═════ TEXT PROVIDED ═════

Google’s duplicate content filter is broken

  • 0
  • February 25, 2008

Over the last few weeks Blogstorm has been fighting a battle with scraper sites & the Google duplicate content filter. For some queries, the battle has been well and truly lost.

Try this query to see an example for one of my most popular posts.

Most articles continue to rank highly on Google but a number of them have been filtered from the search results because Google thinks they are duplicates of other pages. Most of the other pages are things like scraper sites or Digg/Sphinn stories – all of which link back to the original post. The articles that have been filtered used to rank very well and they only went missing in the last few weeks.

The duplicate content filter seems to have become a lot more reliant on trust recently and perhaps I am seeing a side effect of this. I would hope that Blogstorm, with over 100,000 natural links and good on-page optimisation, might be a trusted site too but it clearly isn’t there yet.

═════ RECORDED DATA ═════

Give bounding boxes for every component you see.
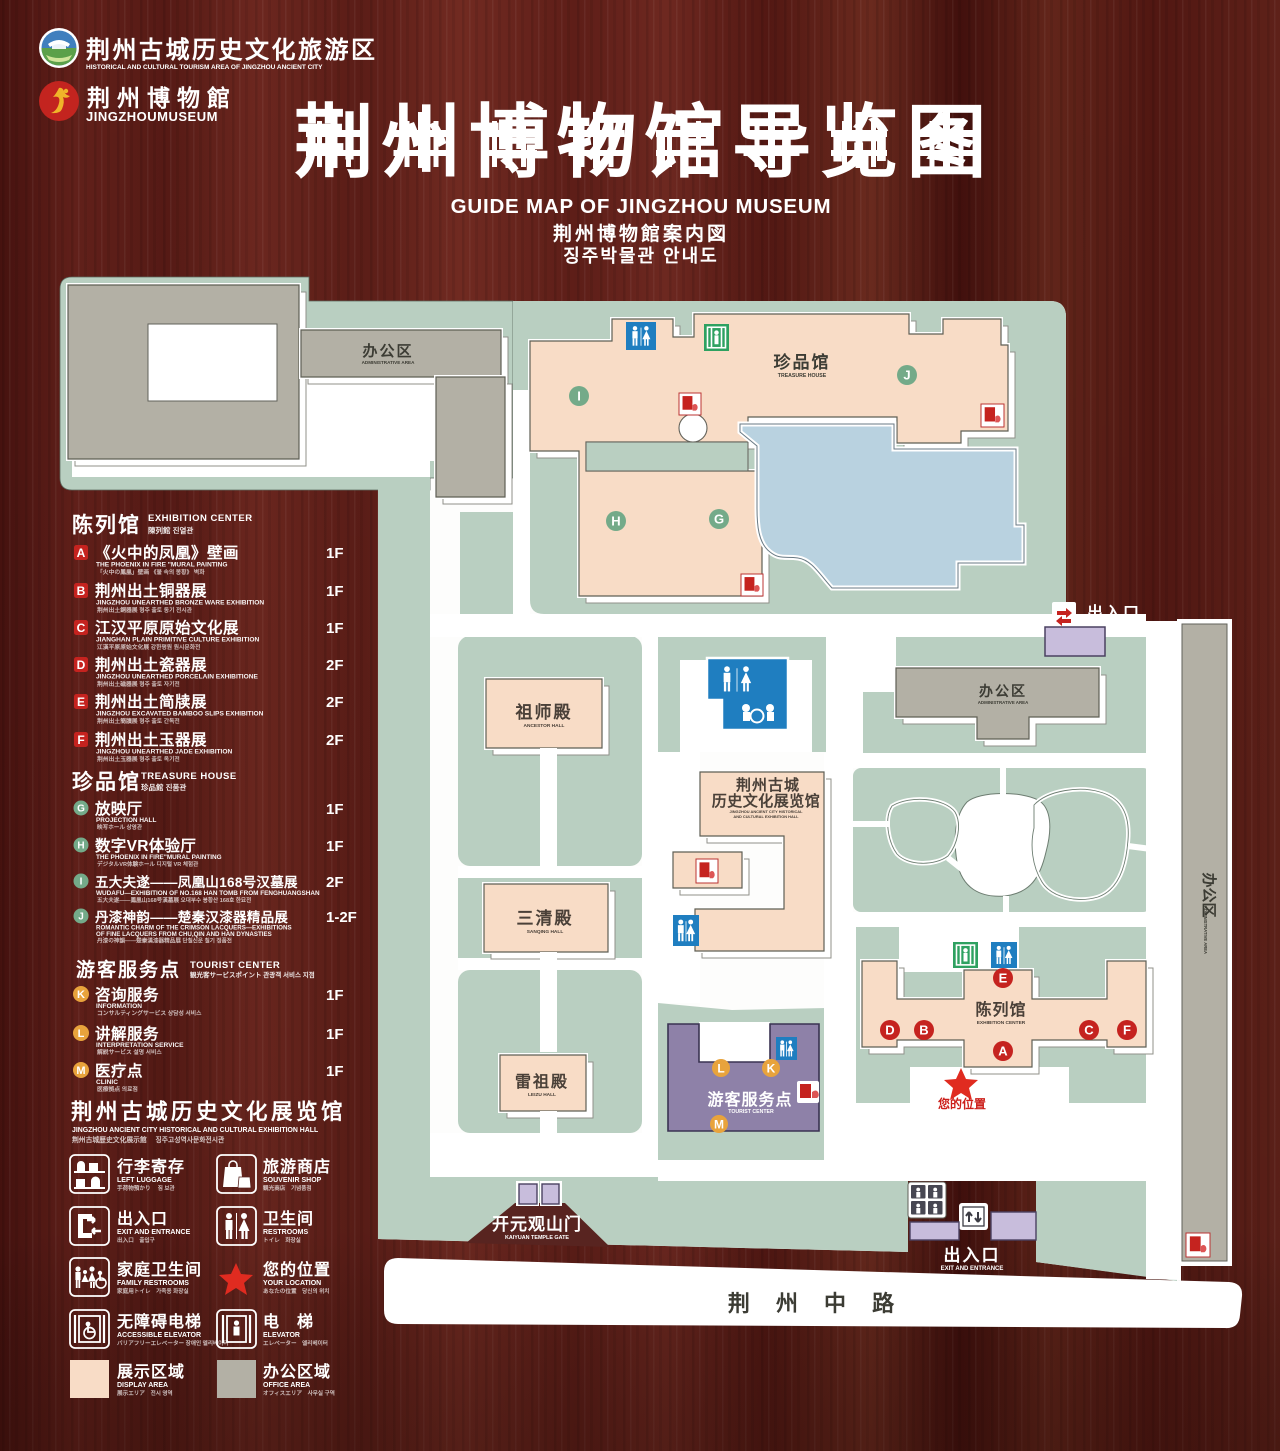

═════
═════ RECORDED DATA ═════

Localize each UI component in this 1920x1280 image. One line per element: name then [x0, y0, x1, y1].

═════

_TASK DESCRIPTION_: Quote the post about Google's duplicate content filter word for word, everything from "Most articles continue" down to "last few weeks.".

_ANSWER IN FULL_:
Most articles continue to rank highly on Google but a number of them have been filtered from the search results because Google thinks they are duplicates of other pages. Most of the other pages are things like scraper sites or Digg/Sphinn stories – all of which link back to the original post. The articles that have been filtered used to rank very well and they only went missing in the last few weeks.